(Data entries)

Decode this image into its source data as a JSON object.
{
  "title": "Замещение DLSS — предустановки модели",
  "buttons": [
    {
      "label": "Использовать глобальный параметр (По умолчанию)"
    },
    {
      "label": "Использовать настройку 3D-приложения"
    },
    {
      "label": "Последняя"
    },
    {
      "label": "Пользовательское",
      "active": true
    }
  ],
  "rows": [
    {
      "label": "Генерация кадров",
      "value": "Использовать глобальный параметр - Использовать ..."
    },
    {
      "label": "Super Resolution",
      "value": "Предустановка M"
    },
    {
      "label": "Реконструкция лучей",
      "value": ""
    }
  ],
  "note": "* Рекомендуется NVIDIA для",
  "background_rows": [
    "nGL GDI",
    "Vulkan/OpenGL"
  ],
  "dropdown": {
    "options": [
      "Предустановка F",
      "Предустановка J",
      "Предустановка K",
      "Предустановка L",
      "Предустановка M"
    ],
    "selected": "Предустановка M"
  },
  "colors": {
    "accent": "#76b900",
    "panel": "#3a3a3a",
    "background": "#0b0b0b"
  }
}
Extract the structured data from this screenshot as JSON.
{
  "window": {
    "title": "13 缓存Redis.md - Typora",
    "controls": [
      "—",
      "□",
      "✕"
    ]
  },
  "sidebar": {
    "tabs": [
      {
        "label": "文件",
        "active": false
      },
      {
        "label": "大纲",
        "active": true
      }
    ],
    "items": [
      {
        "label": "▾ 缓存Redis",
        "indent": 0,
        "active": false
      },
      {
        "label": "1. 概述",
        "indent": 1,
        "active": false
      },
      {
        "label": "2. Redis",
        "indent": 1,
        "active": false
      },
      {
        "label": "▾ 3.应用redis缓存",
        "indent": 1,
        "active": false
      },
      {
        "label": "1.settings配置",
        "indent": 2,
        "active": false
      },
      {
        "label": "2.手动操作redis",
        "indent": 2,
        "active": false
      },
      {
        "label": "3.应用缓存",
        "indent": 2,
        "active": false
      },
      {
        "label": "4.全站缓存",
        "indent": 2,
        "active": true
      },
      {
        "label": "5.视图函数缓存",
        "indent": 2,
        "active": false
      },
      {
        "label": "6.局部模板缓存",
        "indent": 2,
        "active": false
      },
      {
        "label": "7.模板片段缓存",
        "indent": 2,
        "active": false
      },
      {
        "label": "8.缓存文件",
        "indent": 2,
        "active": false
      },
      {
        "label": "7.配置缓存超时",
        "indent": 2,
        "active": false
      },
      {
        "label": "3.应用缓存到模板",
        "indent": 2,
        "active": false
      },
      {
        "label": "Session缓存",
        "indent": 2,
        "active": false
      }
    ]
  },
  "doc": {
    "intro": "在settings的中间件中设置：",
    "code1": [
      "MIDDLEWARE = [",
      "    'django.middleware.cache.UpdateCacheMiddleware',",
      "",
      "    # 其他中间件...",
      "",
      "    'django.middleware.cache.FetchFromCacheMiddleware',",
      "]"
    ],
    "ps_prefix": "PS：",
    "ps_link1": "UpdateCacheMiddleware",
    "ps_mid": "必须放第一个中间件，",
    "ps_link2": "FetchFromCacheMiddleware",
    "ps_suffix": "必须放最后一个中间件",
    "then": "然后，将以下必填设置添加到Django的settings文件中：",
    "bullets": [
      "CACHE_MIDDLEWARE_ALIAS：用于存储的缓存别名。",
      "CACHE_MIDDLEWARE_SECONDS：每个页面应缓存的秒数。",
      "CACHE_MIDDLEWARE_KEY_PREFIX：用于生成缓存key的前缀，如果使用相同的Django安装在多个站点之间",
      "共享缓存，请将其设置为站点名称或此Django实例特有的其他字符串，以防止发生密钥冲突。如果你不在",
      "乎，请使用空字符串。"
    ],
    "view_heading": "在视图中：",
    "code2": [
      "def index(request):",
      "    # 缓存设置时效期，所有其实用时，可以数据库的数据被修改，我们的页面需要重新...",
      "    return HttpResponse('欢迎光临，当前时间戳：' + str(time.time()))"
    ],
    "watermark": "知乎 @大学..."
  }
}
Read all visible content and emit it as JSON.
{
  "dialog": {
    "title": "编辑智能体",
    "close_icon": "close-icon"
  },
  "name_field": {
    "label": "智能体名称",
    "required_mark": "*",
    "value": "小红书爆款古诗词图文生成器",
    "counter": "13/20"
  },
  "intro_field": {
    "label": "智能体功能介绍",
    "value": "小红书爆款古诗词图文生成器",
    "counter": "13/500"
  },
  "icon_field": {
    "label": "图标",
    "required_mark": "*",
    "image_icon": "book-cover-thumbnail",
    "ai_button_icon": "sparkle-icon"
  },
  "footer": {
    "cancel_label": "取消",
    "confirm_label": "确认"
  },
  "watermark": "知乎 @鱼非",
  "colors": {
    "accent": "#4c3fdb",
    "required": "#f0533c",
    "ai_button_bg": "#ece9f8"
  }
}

> [What this task involves] Starting at the line that contains "Read all visible content and emit it as JSON.", print every line through the end of the listing, word for word. Leave out all the rest.

> [The solution]
Read all visible content and emit it as JSON.
{
  "dialog": {
    "title": "编辑智能体",
    "close_icon": "close-icon"
  },
  "name_field": {
    "label": "智能体名称",
    "required_mark": "*",
    "value": "小红书爆款古诗词图文生成器",
    "counter": "13/20"
  },
  "intro_field": {
    "label": "智能体功能介绍",
    "value": "小红书爆款古诗词图文生成器",
    "counter": "13/500"
  },
  "icon_field": {
    "label": "图标",
    "required_mark": "*",
    "image_icon": "book-cover-thumbnail",
    "ai_button_icon": "sparkle-icon"
  },
  "footer": {
    "cancel_label": "取消",
    "confirm_label": "确认"
  },
  "watermark": "知乎 @鱼非",
  "colors": {
    "accent": "#4c3fdb",
    "required": "#f0533c",
    "ai_button_bg": "#ece9f8"
  }
}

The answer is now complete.